# [TASK TO COMPLETE]
Please collect every line in the records below that contains the string "avatar", where case must match.

━━━━━━━━━━━━━━━━━━━━

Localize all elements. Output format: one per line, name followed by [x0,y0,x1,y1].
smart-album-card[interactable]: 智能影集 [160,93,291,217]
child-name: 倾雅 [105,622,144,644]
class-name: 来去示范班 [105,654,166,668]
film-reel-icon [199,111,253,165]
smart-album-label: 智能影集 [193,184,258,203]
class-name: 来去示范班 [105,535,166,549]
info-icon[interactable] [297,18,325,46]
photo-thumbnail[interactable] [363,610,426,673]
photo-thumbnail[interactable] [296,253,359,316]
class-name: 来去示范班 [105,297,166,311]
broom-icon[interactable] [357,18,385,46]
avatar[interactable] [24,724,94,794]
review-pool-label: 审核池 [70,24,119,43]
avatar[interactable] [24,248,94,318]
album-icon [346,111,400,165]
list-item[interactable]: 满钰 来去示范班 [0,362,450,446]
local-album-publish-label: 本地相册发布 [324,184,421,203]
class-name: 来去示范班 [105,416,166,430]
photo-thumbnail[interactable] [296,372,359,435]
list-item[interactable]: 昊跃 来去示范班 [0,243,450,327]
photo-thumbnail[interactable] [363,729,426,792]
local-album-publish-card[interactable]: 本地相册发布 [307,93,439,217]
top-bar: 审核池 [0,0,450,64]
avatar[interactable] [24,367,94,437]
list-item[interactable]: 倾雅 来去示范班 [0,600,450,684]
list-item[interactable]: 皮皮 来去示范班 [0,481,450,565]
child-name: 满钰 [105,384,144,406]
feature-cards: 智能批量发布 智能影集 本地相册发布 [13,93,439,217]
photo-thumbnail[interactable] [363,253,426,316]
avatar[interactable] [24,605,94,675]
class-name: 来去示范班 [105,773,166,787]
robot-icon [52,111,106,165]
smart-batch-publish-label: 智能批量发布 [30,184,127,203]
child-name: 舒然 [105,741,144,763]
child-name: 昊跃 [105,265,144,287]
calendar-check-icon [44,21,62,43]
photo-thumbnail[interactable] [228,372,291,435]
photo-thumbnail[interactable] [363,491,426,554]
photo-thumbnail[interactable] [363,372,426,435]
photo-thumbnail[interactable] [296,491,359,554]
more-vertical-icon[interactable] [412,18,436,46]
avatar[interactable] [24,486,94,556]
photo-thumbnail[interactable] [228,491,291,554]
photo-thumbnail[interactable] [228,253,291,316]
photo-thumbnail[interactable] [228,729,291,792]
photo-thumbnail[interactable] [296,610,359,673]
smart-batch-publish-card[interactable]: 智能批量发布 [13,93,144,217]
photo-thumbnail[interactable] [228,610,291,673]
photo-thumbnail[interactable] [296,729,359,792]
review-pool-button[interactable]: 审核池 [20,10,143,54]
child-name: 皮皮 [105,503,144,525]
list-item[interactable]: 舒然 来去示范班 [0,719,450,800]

━━━━━━━━━━━━━━━━━━━━

# [TASK OUTPUT]
avatar[interactable] [24,724,94,794]
avatar[interactable] [24,248,94,318]
avatar[interactable] [24,367,94,437]
avatar[interactable] [24,605,94,675]
avatar[interactable] [24,486,94,556]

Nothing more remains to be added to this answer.